> _Task description_: What follows is a set of records, each of which is to be written out exactly.

> _Materials provided_:

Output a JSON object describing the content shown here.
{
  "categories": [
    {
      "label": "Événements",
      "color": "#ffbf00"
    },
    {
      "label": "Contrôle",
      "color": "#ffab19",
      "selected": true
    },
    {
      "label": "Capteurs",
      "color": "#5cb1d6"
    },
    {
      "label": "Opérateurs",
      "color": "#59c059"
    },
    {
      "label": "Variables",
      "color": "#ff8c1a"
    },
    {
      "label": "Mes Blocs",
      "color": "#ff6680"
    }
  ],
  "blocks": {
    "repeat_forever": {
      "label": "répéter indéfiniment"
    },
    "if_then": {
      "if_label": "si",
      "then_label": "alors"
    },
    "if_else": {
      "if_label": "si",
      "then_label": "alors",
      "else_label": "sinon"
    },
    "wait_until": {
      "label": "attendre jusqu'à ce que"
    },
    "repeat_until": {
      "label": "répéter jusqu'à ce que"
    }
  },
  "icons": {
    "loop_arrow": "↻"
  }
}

> _Finished task_:
Output a JSON object describing the content shown here.
{
  "categories": [
    {
      "label": "Événements",
      "color": "#ffbf00"
    },
    {
      "label": "Contrôle",
      "color": "#ffab19",
      "selected": true
    },
    {
      "label": "Capteurs",
      "color": "#5cb1d6"
    },
    {
      "label": "Opérateurs",
      "color": "#59c059"
    },
    {
      "label": "Variables",
      "color": "#ff8c1a"
    },
    {
      "label": "Mes Blocs",
      "color": "#ff6680"
    }
  ],
  "blocks": {
    "repeat_forever": {
      "label": "répéter indéfiniment"
    },
    "if_then": {
      "if_label": "si",
      "then_label": "alors"
    },
    "if_else": {
      "if_label": "si",
      "then_label": "alors",
      "else_label": "sinon"
    },
    "wait_until": {
      "label": "attendre jusqu'à ce que"
    },
    "repeat_until": {
      "label": "répéter jusqu'à ce que"
    }
  },
  "icons": {
    "loop_arrow": "↻"
  }
}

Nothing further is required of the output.